## [Records for processing]
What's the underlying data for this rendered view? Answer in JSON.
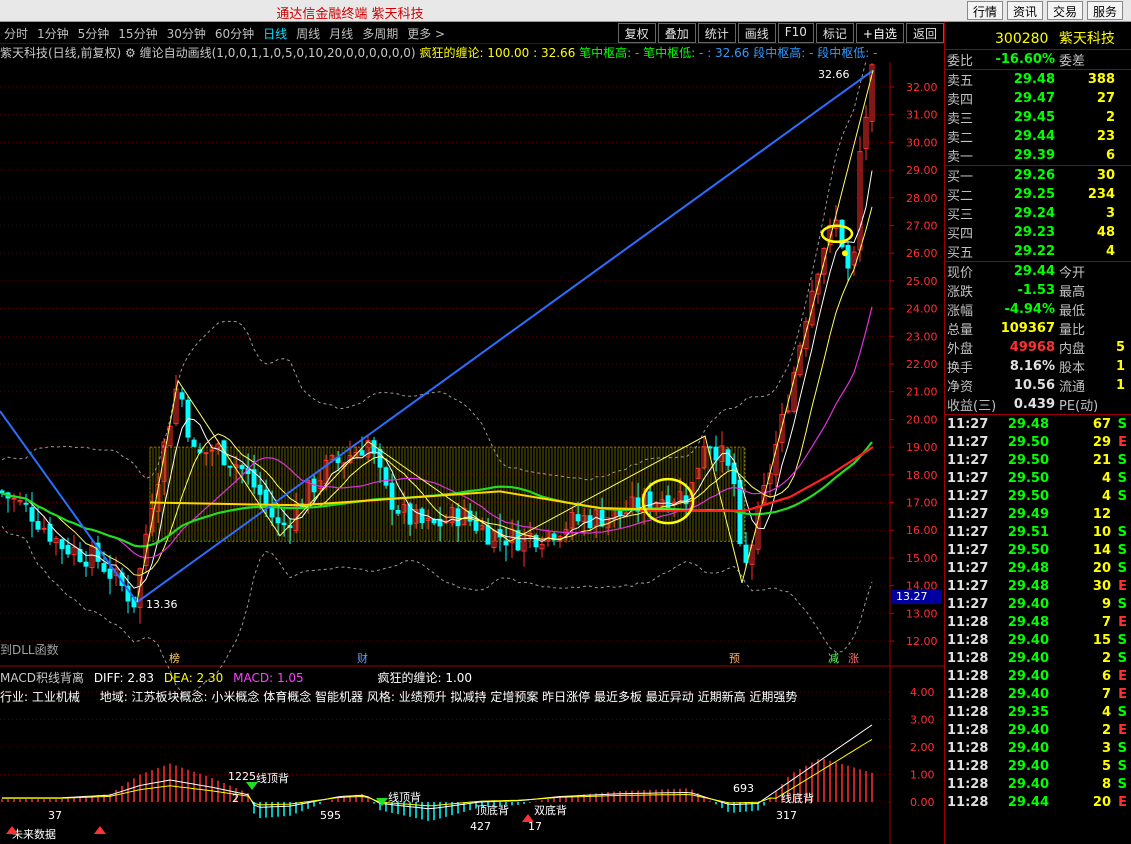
{
  "window": {
    "title": "通达信金融终端 紫天科技",
    "top_buttons": [
      "行情",
      "资讯",
      "交易",
      "服务"
    ]
  },
  "toolbar": {
    "periods": [
      "分时",
      "1分钟",
      "5分钟",
      "15分钟",
      "30分钟",
      "60分钟",
      "日线",
      "周线",
      "月线",
      "多周期",
      "更多 >"
    ],
    "active_period": "日线",
    "right_buttons": [
      "复权",
      "叠加",
      "统计",
      "画线",
      "F10",
      "标记",
      "+自选",
      "返回"
    ]
  },
  "indicator_line": {
    "stock": "紫天科技(日线,前复权)",
    "formula": "缠论自动画线(1,0,0,1,1,0,5,0,10,20,0,0,0,0,0,0)",
    "value": "疯狂的缠论: 100.00 : 32.66",
    "pivots_a": "笔中枢高: - 笔中枢低: -",
    "pivots_b": ": 32.66  段中枢高: - 段中枢低: -"
  },
  "main_chart": {
    "y_ticks": [
      "32.00",
      "31.00",
      "30.00",
      "29.00",
      "28.00",
      "27.00",
      "26.00",
      "25.00",
      "24.00",
      "23.00",
      "22.00",
      "21.00",
      "20.00",
      "19.00",
      "18.00",
      "17.00",
      "16.00",
      "15.00",
      "14.00",
      "13.00",
      "12.00"
    ],
    "current_price_tag": "13.27",
    "high_label": "32.66",
    "low_label": "13.36",
    "left_note": "到DLL函数",
    "markers": [
      "榜",
      "财",
      "预",
      "减",
      "涨"
    ]
  },
  "macd_panel": {
    "title": "MACD积线背离",
    "diff": "DIFF: 2.83",
    "dea": "DEA: 2.30",
    "macd": "MACD: 1.05",
    "crazy": "疯狂的缠论: 1.00",
    "industry": "行业: 工业机械",
    "region_concept": "地域: 江苏板块概念: 小米概念 体育概念 智能机器 风格: 业绩预升 拟减持 定增预案 昨日涨停 最近多板 最近异动 近期新高 近期强势",
    "y_ticks": [
      "4.00",
      "3.00",
      "2.00",
      "1.00",
      "0.00"
    ],
    "labels": [
      "1225",
      "线顶背",
      "2",
      "595",
      "线顶背",
      "427",
      "顶底背",
      "17",
      "双底背",
      "693",
      "317",
      "线底背",
      "37",
      "未来数据"
    ]
  },
  "quote": {
    "code": "300280",
    "name": "紫天科技",
    "weibi_label": "委比",
    "weibi": "-16.60%",
    "weicha_label": "委差",
    "sells": [
      {
        "label": "卖五",
        "price": "29.48",
        "vol": "388"
      },
      {
        "label": "卖四",
        "price": "29.47",
        "vol": "27"
      },
      {
        "label": "卖三",
        "price": "29.45",
        "vol": "2"
      },
      {
        "label": "卖二",
        "price": "29.44",
        "vol": "23"
      },
      {
        "label": "卖一",
        "price": "29.39",
        "vol": "6"
      }
    ],
    "buys": [
      {
        "label": "买一",
        "price": "29.26",
        "vol": "30"
      },
      {
        "label": "买二",
        "price": "29.25",
        "vol": "234"
      },
      {
        "label": "买三",
        "price": "29.24",
        "vol": "3"
      },
      {
        "label": "买四",
        "price": "29.23",
        "vol": "48"
      },
      {
        "label": "买五",
        "price": "29.22",
        "vol": "4"
      }
    ],
    "stats": [
      {
        "l1": "现价",
        "v1": "29.44",
        "c1": "green",
        "l2": "今开",
        "v2": ""
      },
      {
        "l1": "涨跌",
        "v1": "-1.53",
        "c1": "green",
        "l2": "最高",
        "v2": ""
      },
      {
        "l1": "涨幅",
        "v1": "-4.94%",
        "c1": "green",
        "l2": "最低",
        "v2": ""
      },
      {
        "l1": "总量",
        "v1": "109367",
        "c1": "yellow",
        "l2": "量比",
        "v2": ""
      },
      {
        "l1": "外盘",
        "v1": "49968",
        "c1": "red",
        "l2": "内盘",
        "v2": "5"
      },
      {
        "l1": "换手",
        "v1": "8.16%",
        "c1": "white",
        "l2": "股本",
        "v2": "1"
      },
      {
        "l1": "净资",
        "v1": "10.56",
        "c1": "white",
        "l2": "流通",
        "v2": "1"
      },
      {
        "l1": "收益(三)",
        "v1": "0.439",
        "c1": "white",
        "l2": "PE(动)",
        "v2": ""
      }
    ],
    "ticks": [
      {
        "t": "11:27",
        "p": "29.48",
        "c": "green",
        "v": "67",
        "f": "S"
      },
      {
        "t": "11:27",
        "p": "29.50",
        "c": "green",
        "v": "29",
        "f": "E"
      },
      {
        "t": "11:27",
        "p": "29.50",
        "c": "green",
        "v": "21",
        "f": "S"
      },
      {
        "t": "11:27",
        "p": "29.50",
        "c": "green",
        "v": "4",
        "f": "S"
      },
      {
        "t": "11:27",
        "p": "29.50",
        "c": "green",
        "v": "4",
        "f": "S"
      },
      {
        "t": "11:27",
        "p": "29.49",
        "c": "green",
        "v": "12",
        "f": ""
      },
      {
        "t": "11:27",
        "p": "29.51",
        "c": "green",
        "v": "10",
        "f": "S"
      },
      {
        "t": "11:27",
        "p": "29.50",
        "c": "green",
        "v": "14",
        "f": "S"
      },
      {
        "t": "11:27",
        "p": "29.48",
        "c": "green",
        "v": "20",
        "f": "S"
      },
      {
        "t": "11:27",
        "p": "29.48",
        "c": "green",
        "v": "30",
        "f": "E"
      },
      {
        "t": "11:27",
        "p": "29.40",
        "c": "green",
        "v": "9",
        "f": "S"
      },
      {
        "t": "11:28",
        "p": "29.48",
        "c": "green",
        "v": "7",
        "f": "E"
      },
      {
        "t": "11:28",
        "p": "29.40",
        "c": "green",
        "v": "15",
        "f": "S"
      },
      {
        "t": "11:28",
        "p": "29.40",
        "c": "green",
        "v": "2",
        "f": "S"
      },
      {
        "t": "11:28",
        "p": "29.40",
        "c": "green",
        "v": "6",
        "f": "E"
      },
      {
        "t": "11:28",
        "p": "29.40",
        "c": "green",
        "v": "7",
        "f": "E"
      },
      {
        "t": "11:28",
        "p": "29.35",
        "c": "green",
        "v": "4",
        "f": "S"
      },
      {
        "t": "11:28",
        "p": "29.40",
        "c": "green",
        "v": "2",
        "f": "E"
      },
      {
        "t": "11:28",
        "p": "29.40",
        "c": "green",
        "v": "3",
        "f": "S"
      },
      {
        "t": "11:28",
        "p": "29.40",
        "c": "green",
        "v": "5",
        "f": "S"
      },
      {
        "t": "11:28",
        "p": "29.40",
        "c": "green",
        "v": "8",
        "f": "S"
      },
      {
        "t": "11:28",
        "p": "29.44",
        "c": "green",
        "v": "20",
        "f": "E"
      }
    ]
  },
  "colors": {
    "up": "#ff3030",
    "down": "#00ffff",
    "blue_line": "#2a6fff",
    "green_ma": "#22dd22",
    "yellow_ma": "#ffd700",
    "magenta_ma": "#dd33dd",
    "red_ma": "#ff2020"
  }
}
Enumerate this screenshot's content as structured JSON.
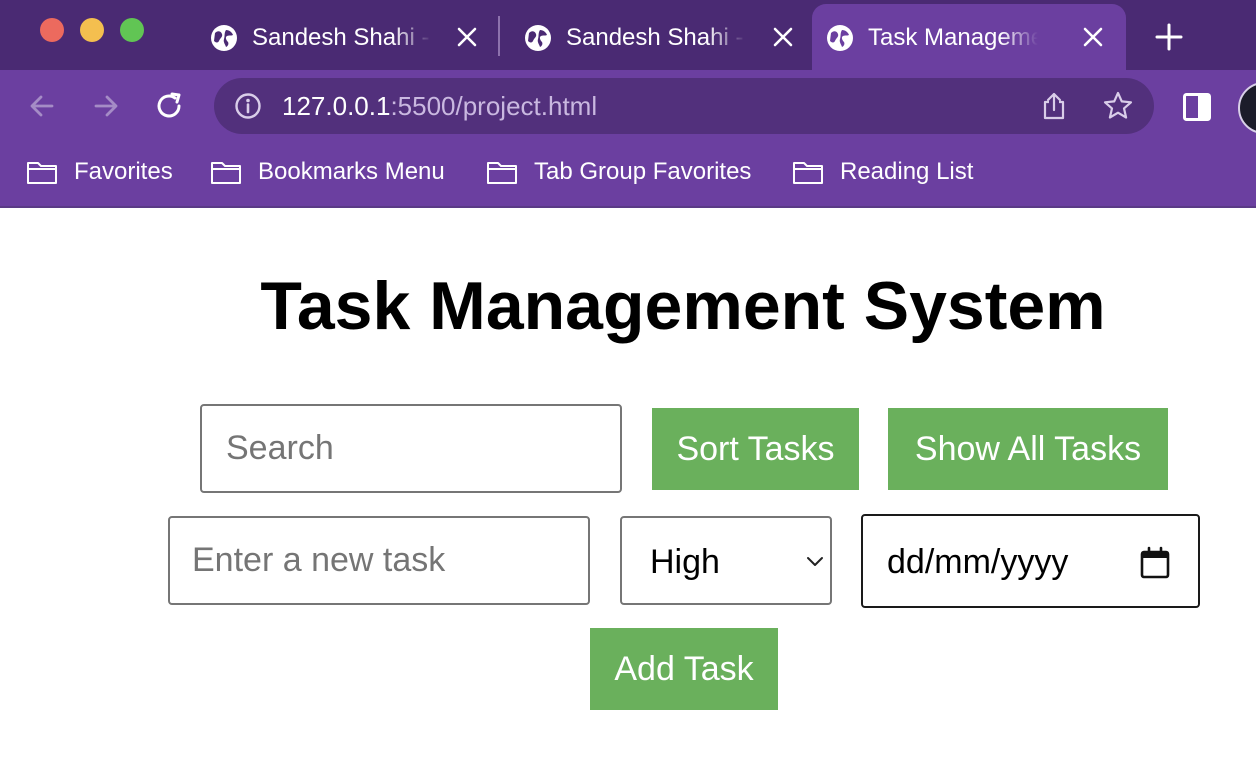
{
  "browser": {
    "tabs": [
      {
        "title": "Sandesh Shahi - ",
        "active": false
      },
      {
        "title": "Sandesh Shahi - ",
        "active": false
      },
      {
        "title": "Task Management System",
        "active": true
      }
    ],
    "new_tab_icon": "plus-icon",
    "url_host": "127.0.0.1",
    "url_rest": ":5500/project.html",
    "bookmarks": [
      "Favorites",
      "Bookmarks Menu",
      "Tab Group Favorites",
      "Reading List"
    ],
    "colors": {
      "tabstrip": "#4a2a73",
      "toolbar": "#6b3fa0",
      "omnibox": "#52307c"
    }
  },
  "page": {
    "title": "Task Management System",
    "search": {
      "placeholder": "Search",
      "value": ""
    },
    "sort_button": "Sort Tasks",
    "show_all_button": "Show All Tasks",
    "task_input": {
      "placeholder": "Enter a new task",
      "value": ""
    },
    "priority": {
      "selected": "High"
    },
    "due_date": {
      "value": "dd/mm/yyyy"
    },
    "add_button": "Add Task",
    "colors": {
      "button": "#6ab05c",
      "button_text": "#ffffff"
    }
  }
}
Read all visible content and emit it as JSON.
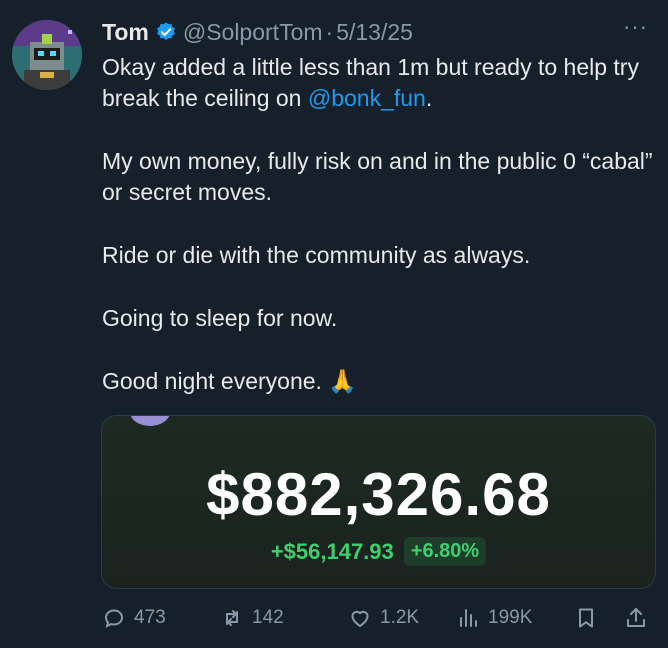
{
  "author": {
    "name": "Tom",
    "handle": "@SolportTom",
    "separator": "·",
    "date": "5/13/25",
    "more": "···"
  },
  "tweet": {
    "line1_before": "Okay added a little less than 1m but ready to help try break the ceiling on ",
    "mention": "@bonk_fun",
    "line1_after": ".",
    "paragraph2": "My own money, fully risk on and in the public 0 “cabal” or secret moves.",
    "paragraph3": "Ride or die with the community as always.",
    "paragraph4": "Going to sleep for now.",
    "paragraph5": "Good night everyone. 🙏"
  },
  "card": {
    "balance": "$882,326.68",
    "change": "+$56,147.93",
    "percent": "+6.80%"
  },
  "actions": {
    "replies": "473",
    "retweets": "142",
    "likes": "1.2K",
    "views": "199K"
  },
  "colors": {
    "background": "#15202b",
    "mention": "#1d9bf0",
    "verified": "#1d9bf0",
    "gain": "#3ecf6e"
  }
}
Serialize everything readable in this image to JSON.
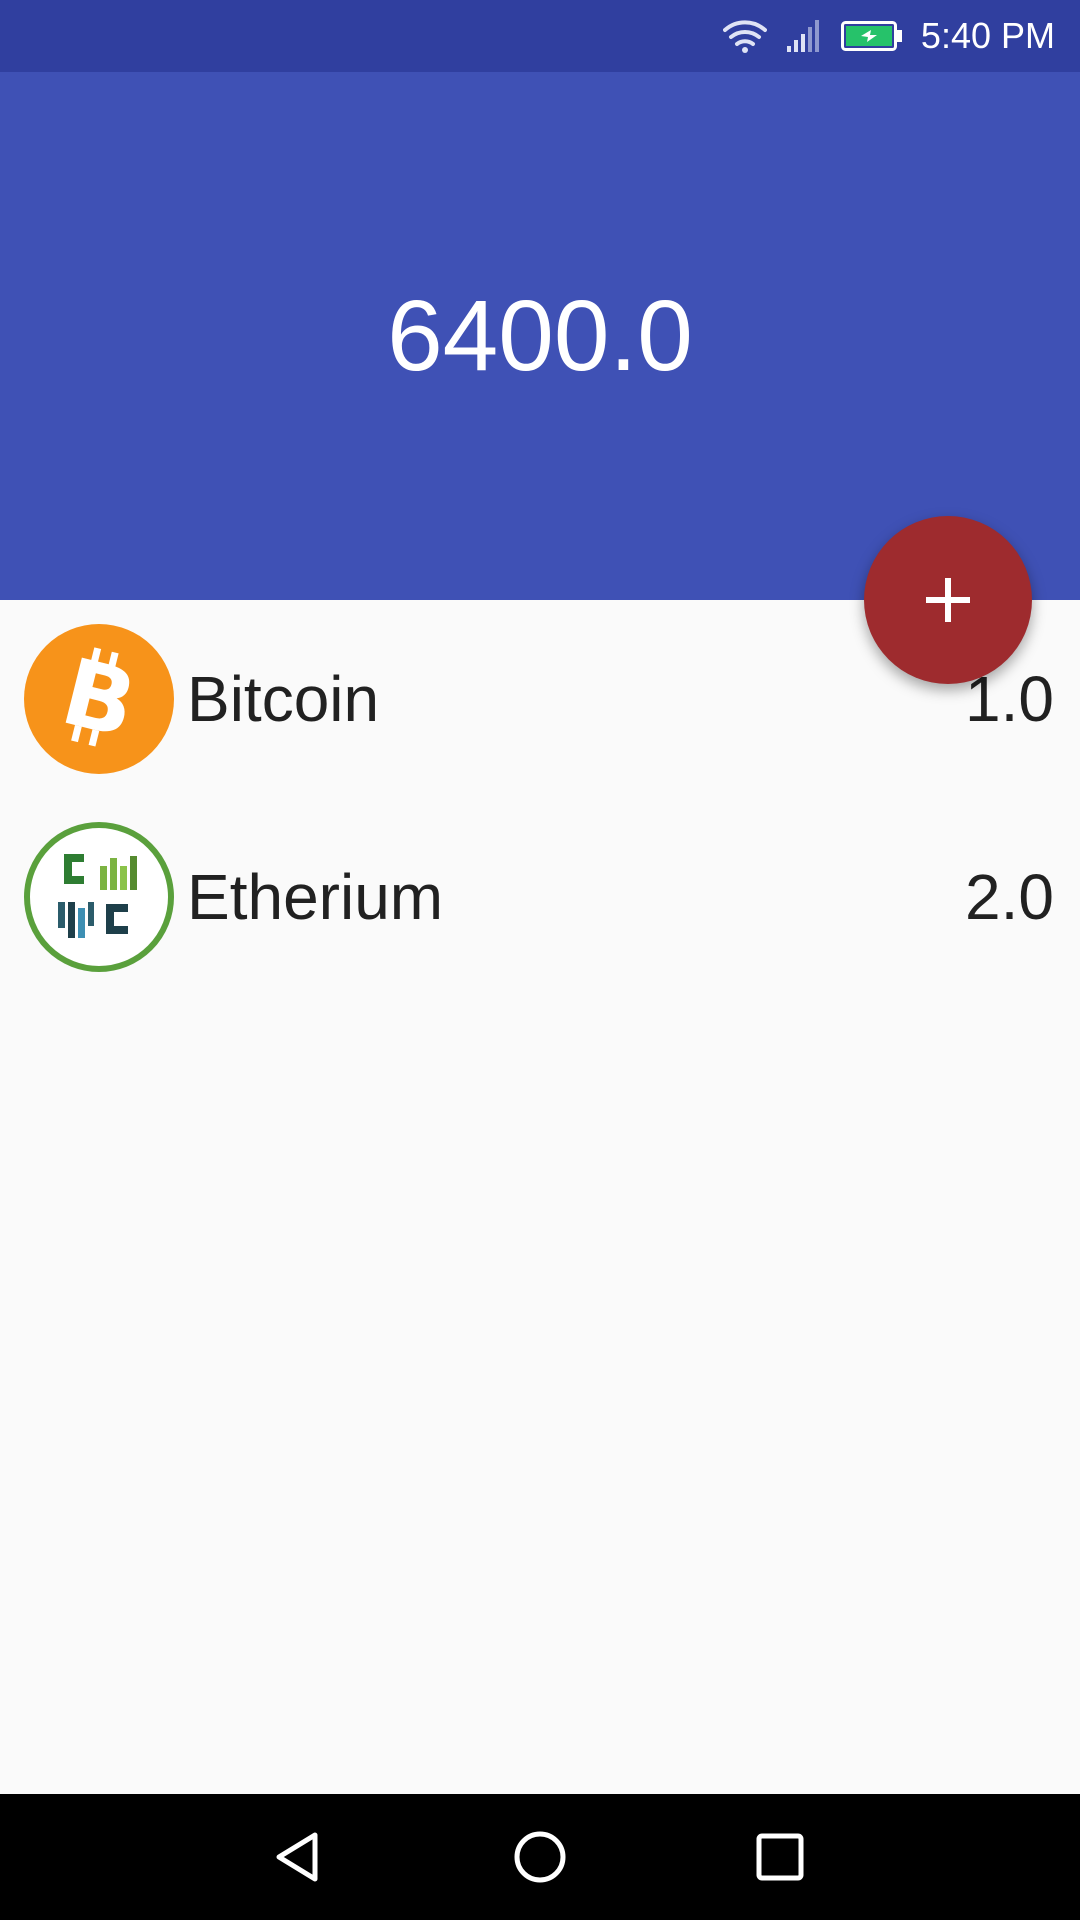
{
  "status_bar": {
    "time": "5:40 PM",
    "icons": [
      "wifi-icon",
      "signal-icon",
      "battery-charging-icon"
    ]
  },
  "header": {
    "total_value": "6400.0",
    "background_color": "#3f51b5"
  },
  "fab": {
    "icon": "plus-icon",
    "color": "#9e2b2e"
  },
  "coins": [
    {
      "name": "Bitcoin",
      "amount": "1.0",
      "icon": "bitcoin-icon"
    },
    {
      "name": "Etherium",
      "amount": "2.0",
      "icon": "coin-logo-icon"
    }
  ],
  "navigation": {
    "buttons": [
      "back-icon",
      "home-icon",
      "recents-icon"
    ]
  }
}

## [Objective]
Copy out every line of the data that includes "Management".

## [Response to the exercise]
        "title": "Task Management System",
    "title": "Task Management System",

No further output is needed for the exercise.